Supplied records start

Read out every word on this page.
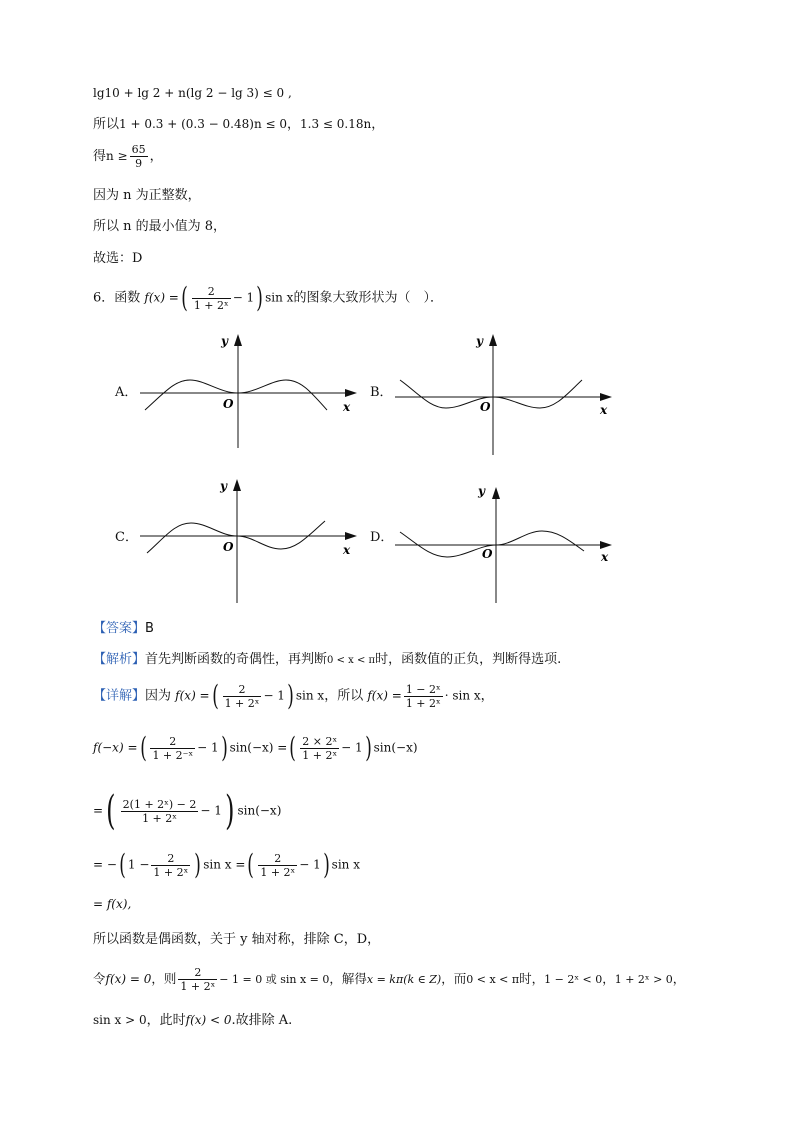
lg10 + lg 2 + n(lg 2 − lg 3) ≤ 0 ,
所以1 + 0.3 + (0.3 − 0.48)n ≤ 0，1.3 ≤ 0.18n，
得$n \ge \frac{65}{9}$ ，
因为 n 为正整数，
所以 n 的最小值为 8，
故选：D
6．函数 f(x) =( $\frac{2}{\text{1 + 2ˣ}} - 1$) sin x的图象大致形状为（　）．
A．	B．
C．	D．
y
x
O
y
x
O
y
x
O
y
x
O
【答案】B
【解析】首先判断函数的奇偶性，再判断0 < x < π时，函数值的正负，判断得选项.
【详解】因为 f(x) =( $\frac{2}{\text{1 + 2ˣ}} - 1$) sin x，所以 $f(x) = \frac{\text{1 − 2ˣ}}{\text{1 + 2ˣ}} \cdot \sin x$，
f(−x) =( $\frac{2}{\text{1 + 2⁻ˣ}} - 1$) sin(−x) =( $\frac{\text{2 × 2ˣ}}{\text{1 + 2ˣ}} - 1$) sin(−x)
=( $\frac{\text{2(1 + 2ˣ) − 2}}{\text{1 + 2ˣ}} - 1$) sin(−x)
= −( $1 - \frac{2}{\text{1 + 2ˣ}}$ ) sin x =( $\frac{2}{\text{1 + 2ˣ}} - 1$) sin x
= f(x),
所以函数是偶函数，关于 y 轴对称，排除 C，D，
令f(x) = 0，则 $\frac{2}{\text{1 + 2ˣ}} - 1 = 0$ 或 sin x = 0，解得x = kπ(k ∈ Z)，而0 < x < π时，1 − 2ˣ < 0，1 + 2ˣ > 0，
sin x > 0，此时f(x) < 0.故排除 A.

Supplied records end

### [Written instruction]
Identify the lines above with the word "text". Copy them.

### [Correct response]
6．函数 f(x) =( $\frac{2}{\text{1 + 2ˣ}} - 1$) sin x的图象大致形状为（　）．
【详解】因为 f(x) =( $\frac{2}{\text{1 + 2ˣ}} - 1$) sin x，所以 $f(x) = \frac{\text{1 − 2ˣ}}{\text{1 + 2ˣ}} \cdot \sin x$，
f(−x) =( $\frac{2}{\text{1 + 2⁻ˣ}} - 1$) sin(−x) =( $\frac{\text{2 × 2ˣ}}{\text{1 + 2ˣ}} - 1$) sin(−x)
=( $\frac{\text{2(1 + 2ˣ) − 2}}{\text{1 + 2ˣ}} - 1$) sin(−x)
= −( $1 - \frac{2}{\text{1 + 2ˣ}}$ ) sin x =( $\frac{2}{\text{1 + 2ˣ}} - 1$) sin x
令f(x) = 0，则 $\frac{2}{\text{1 + 2ˣ}} - 1 = 0$ 或 sin x = 0，解得x = kπ(k ∈ Z)，而0 < x < π时，1 − 2ˣ < 0，1 + 2ˣ > 0，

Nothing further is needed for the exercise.